Part of a data file:
★ ★ ★ ★ ★ ★ ★

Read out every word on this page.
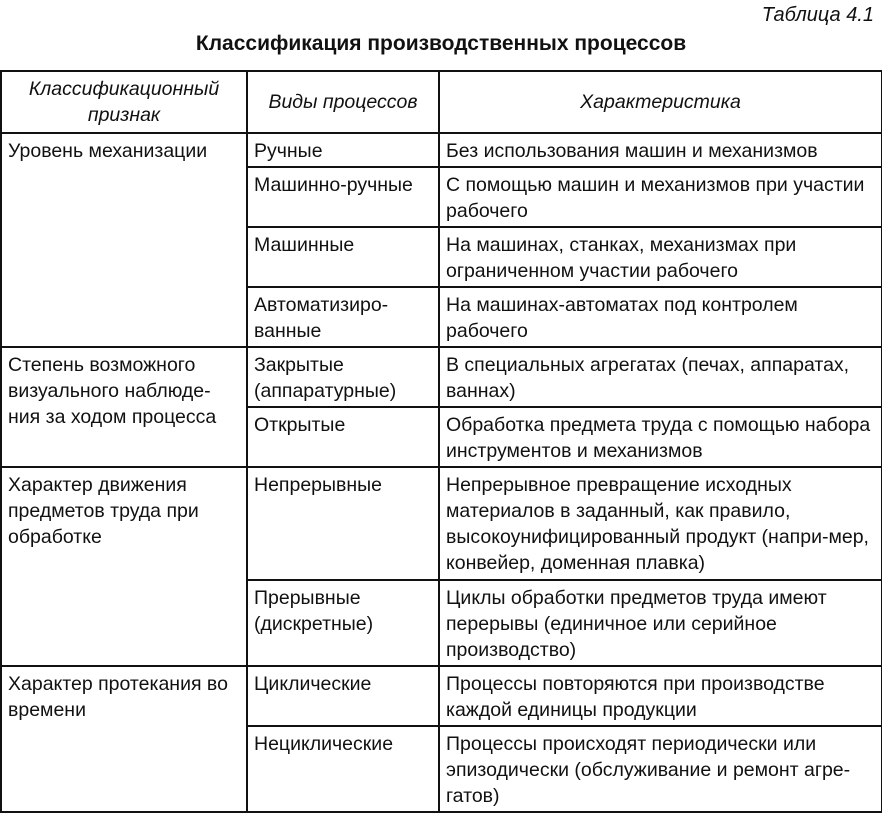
Таблица 4.1
Классификация производственных процессов
Классификационный признак	Виды процессов	Характеристика
Уровень механизации	Ручные	Без использования машин и механизмов
	Машинно-ручные	С помощью машин и механизмов при участии рабочего
	Машинные	На машинах, станках, механизмах при ограниченном участии рабочего
	Автоматизиро-ванные	На машинах-автоматах под контролем рабочего
Степень возможного визуального наблюде-ния за ходом процесса	Закрытые (аппаратурные)	В специальных агрегатах (печах, аппаратах, ваннах)
	Открытые	Обработка предмета труда с помощью набора инструментов и механизмов
Характер движения предметов труда при обработке	Непрерывные	Непрерывное превращение исходных материалов в заданный, как правило, высокоунифицированный продукт (напри-мер, конвейер, доменная плавка)
	Прерывные (дискретные)	Циклы обработки предметов труда имеют перерывы (единичное или серийное производство)
Характер протекания во времени	Циклические	Процессы повторяются при производстве каждой единицы продукции
	Нециклические	Процессы происходят периодически или эпизодически (обслуживание и ремонт агре-гатов)
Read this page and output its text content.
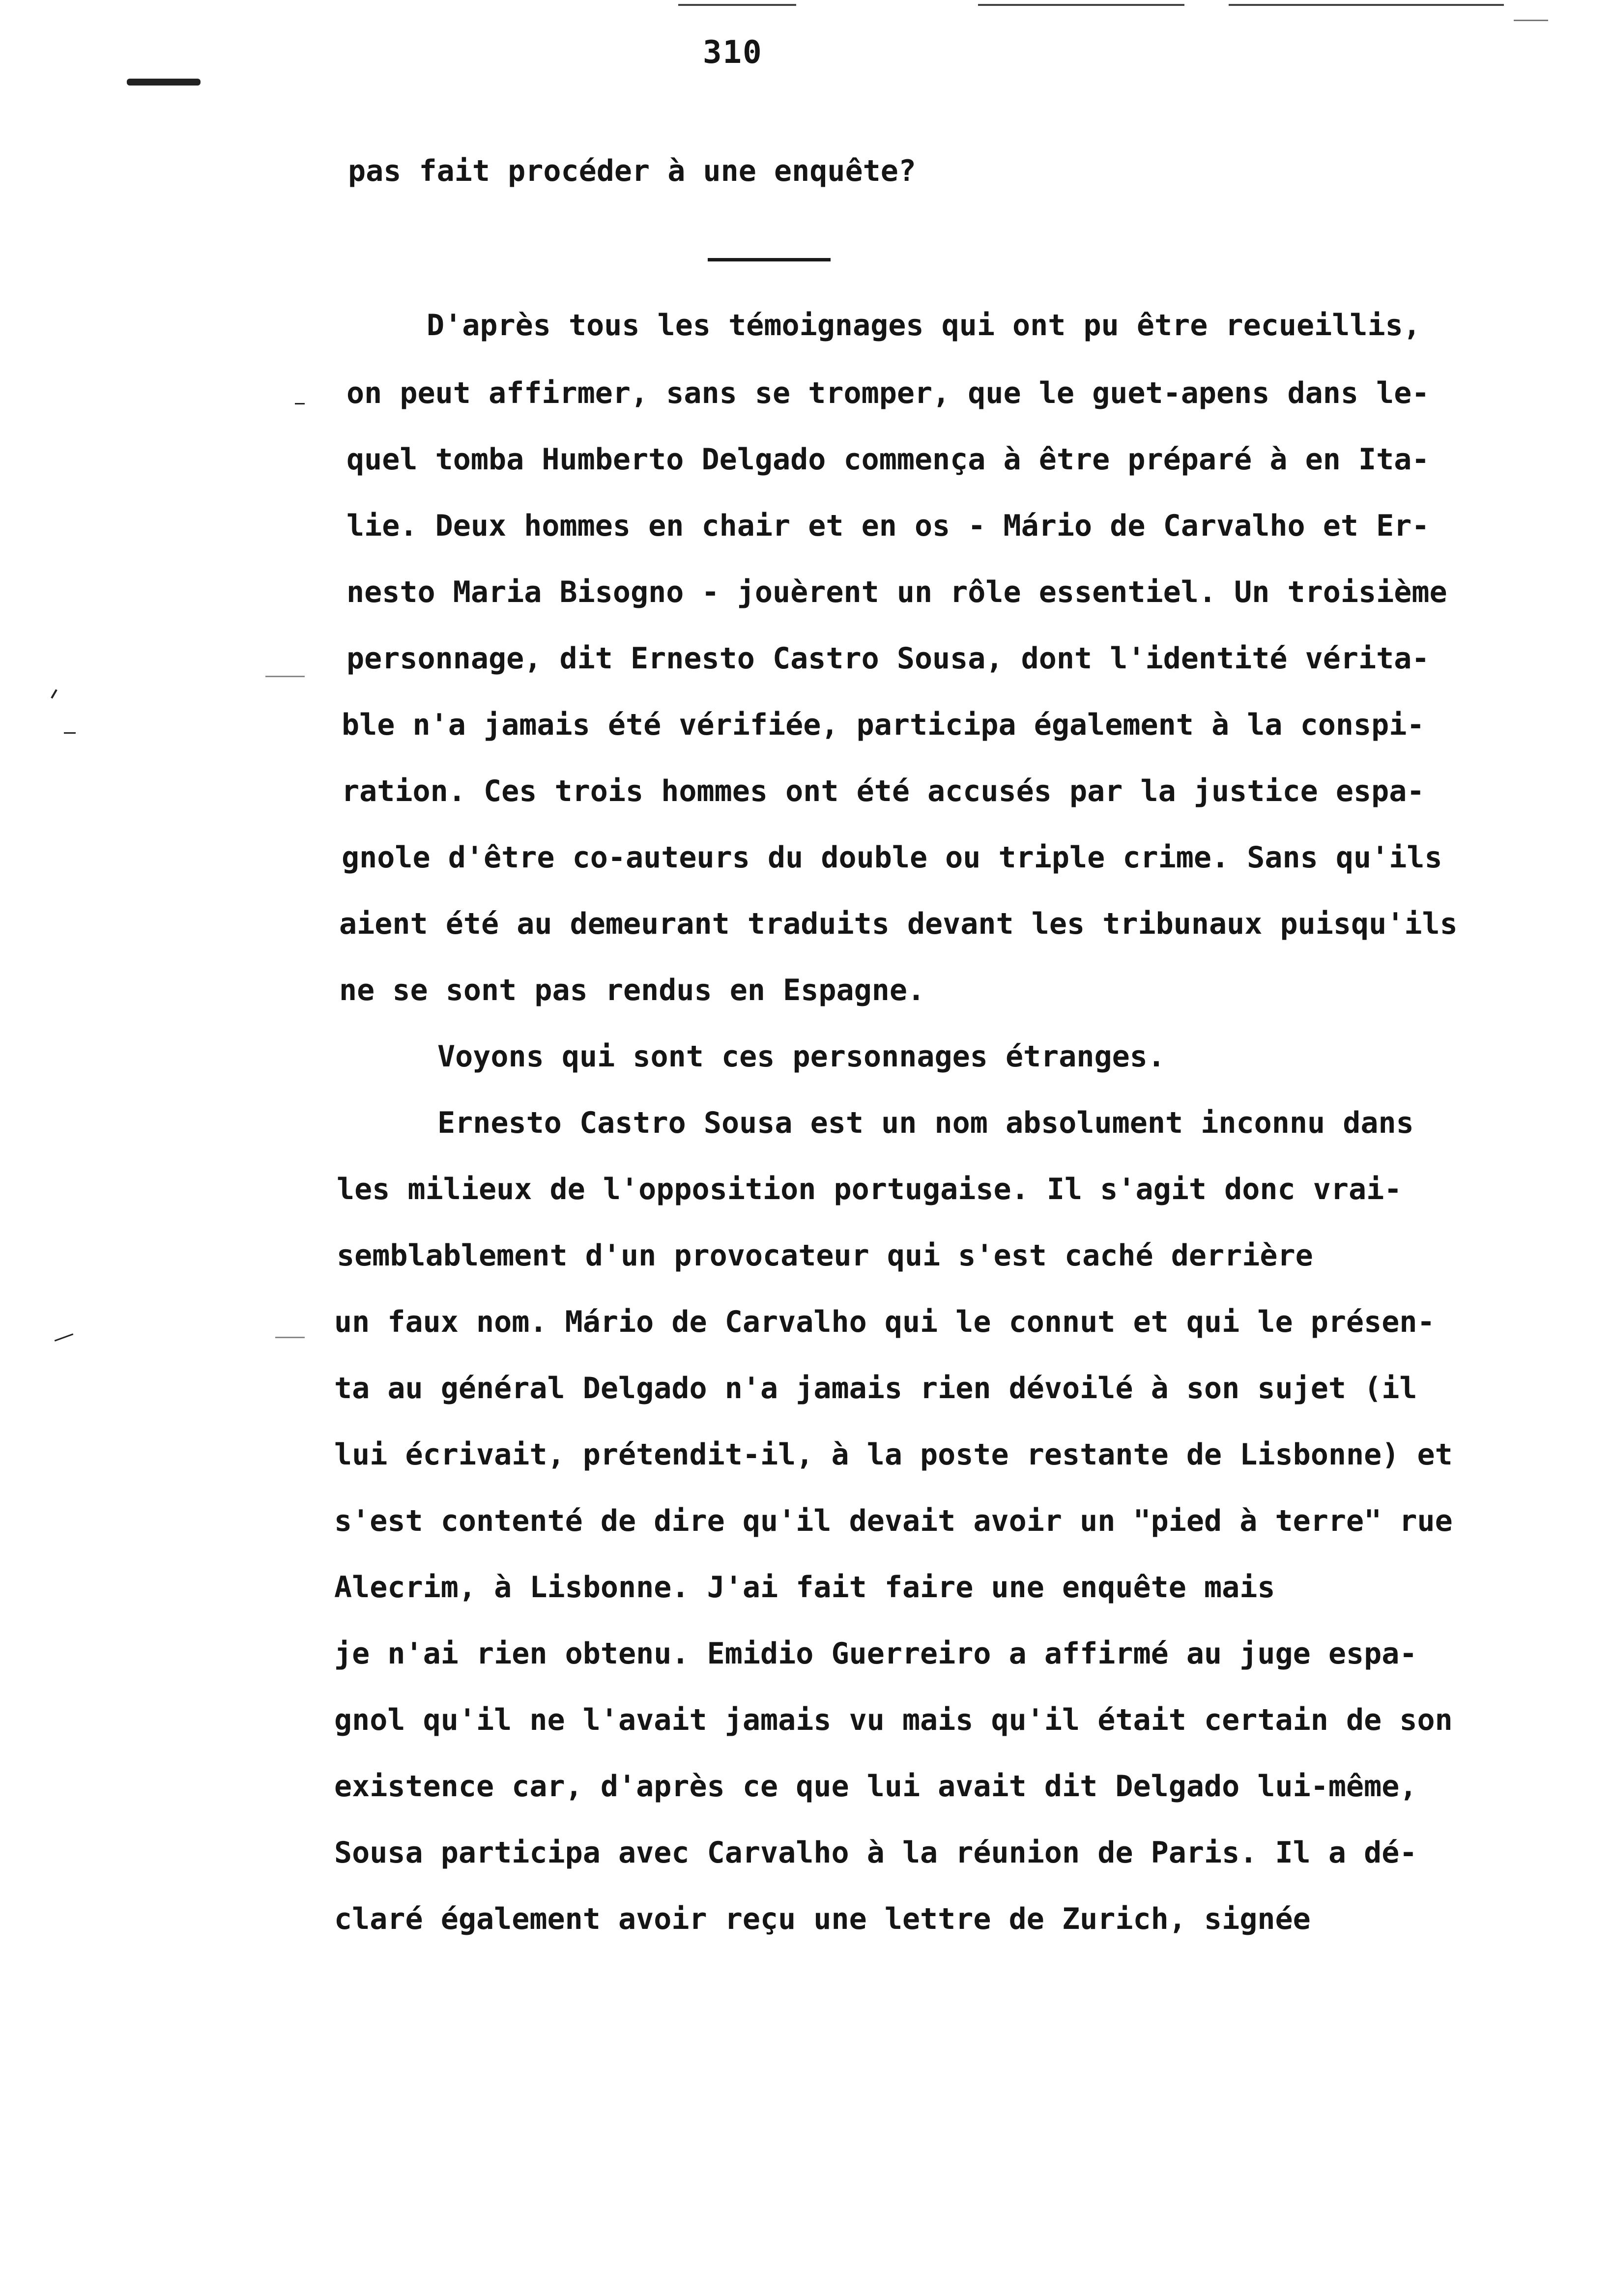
310
pas fait procéder à une enquête?
D'après tous les témoignages qui ont pu être recueillis,
on peut affirmer, sans se tromper, que le guet-apens dans le-
quel tomba Humberto Delgado commença à être préparé à en Ita-
lie. Deux hommes en chair et en os - Mário de Carvalho et Er-
nesto Maria Bisogno - jouèrent un rôle essentiel. Un troisième
personnage, dit Ernesto Castro Sousa, dont l'identité vérita-
ble n'a jamais été vérifiée, participa également à la conspi-
ration. Ces trois hommes ont été accusés par la justice espa-
gnole d'être co-auteurs du double ou triple crime. Sans qu'ils
aient été au demeurant traduits devant les tribunaux puisqu'ils
ne se sont pas rendus en Espagne.
Voyons qui sont ces personnages étranges.
Ernesto Castro Sousa est un nom absolument inconnu dans
les milieux de l'opposition portugaise. Il s'agit donc vrai-
semblablement d'un provocateur qui s'est caché derrière
un faux nom. Mário de Carvalho qui le connut et qui le présen-
ta au général Delgado n'a jamais rien dévoilé à son sujet (il
lui écrivait, prétendit-il, à la poste restante de Lisbonne) et
s'est contenté de dire qu'il devait avoir un "pied à terre" rue
Alecrim, à Lisbonne. J'ai fait faire une enquête mais
je n'ai rien obtenu. Emidio Guerreiro a affirmé au juge espa-
gnol qu'il ne l'avait jamais vu mais qu'il était certain de son
existence car, d'après ce que lui avait dit Delgado lui-même,
Sousa participa avec Carvalho à la réunion de Paris. Il a dé-
claré également avoir reçu une lettre de Zurich, signée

★ ★ ★ ★ ★ ★ ★

AIM OF THE EXERCISE: Write out the whole listing again, exactly, with no pictures.

EXPECTED ANSWER:
Read out every word on this page.
Таблица 4.1
Классификация производственных процессов
Классификационный признак	Виды процессов	Характеристика
Уровень механизации	Ручные	Без использования машин и механизмов
	Машинно-ручные	С помощью машин и механизмов при участии рабочего
	Машинные	На машинах, станках, механизмах при ограниченном участии рабочего
	Автоматизиро-ванные	На машинах-автоматах под контролем рабочего
Степень возможного визуального наблюде-ния за ходом процесса	Закрытые (аппаратурные)	В специальных агрегатах (печах, аппаратах, ваннах)
	Открытые	Обработка предмета труда с помощью набора инструментов и механизмов
Характер движения предметов труда при обработке	Непрерывные	Непрерывное превращение исходных материалов в заданный, как правило, высокоунифицированный продукт (напри-мер, конвейер, доменная плавка)
	Прерывные (дискретные)	Циклы обработки предметов труда имеют перерывы (единичное или серийное производство)
Характер протекания во времени	Циклические	Процессы повторяются при производстве каждой единицы продукции
	Нециклические	Процессы происходят периодически или эпизодически (обслуживание и ремонт агре-гатов)
Read this page and output its text content.
310
pas fait procéder à une enquête?
D'après tous les témoignages qui ont pu être recueillis,
on peut affirmer, sans se tromper, que le guet-apens dans le-
quel tomba Humberto Delgado commença à être préparé à en Ita-
lie. Deux hommes en chair et en os - Mário de Carvalho et Er-
nesto Maria Bisogno - jouèrent un rôle essentiel. Un troisième
personnage, dit Ernesto Castro Sousa, dont l'identité vérita-
ble n'a jamais été vérifiée, participa également à la conspi-
ration. Ces trois hommes ont été accusés par la justice espa-
gnole d'être co-auteurs du double ou triple crime. Sans qu'ils
aient été au demeurant traduits devant les tribunaux puisqu'ils
ne se sont pas rendus en Espagne.
Voyons qui sont ces personnages étranges.
Ernesto Castro Sousa est un nom absolument inconnu dans
les milieux de l'opposition portugaise. Il s'agit donc vrai-
semblablement d'un provocateur qui s'est caché derrière
un faux nom. Mário de Carvalho qui le connut et qui le présen-
ta au général Delgado n'a jamais rien dévoilé à son sujet (il
lui écrivait, prétendit-il, à la poste restante de Lisbonne) et
s'est contenté de dire qu'il devait avoir un "pied à terre" rue
Alecrim, à Lisbonne. J'ai fait faire une enquête mais
je n'ai rien obtenu. Emidio Guerreiro a affirmé au juge espa-
gnol qu'il ne l'avait jamais vu mais qu'il était certain de son
existence car, d'après ce que lui avait dit Delgado lui-même,
Sousa participa avec Carvalho à la réunion de Paris. Il a dé-
claré également avoir reçu une lettre de Zurich, signée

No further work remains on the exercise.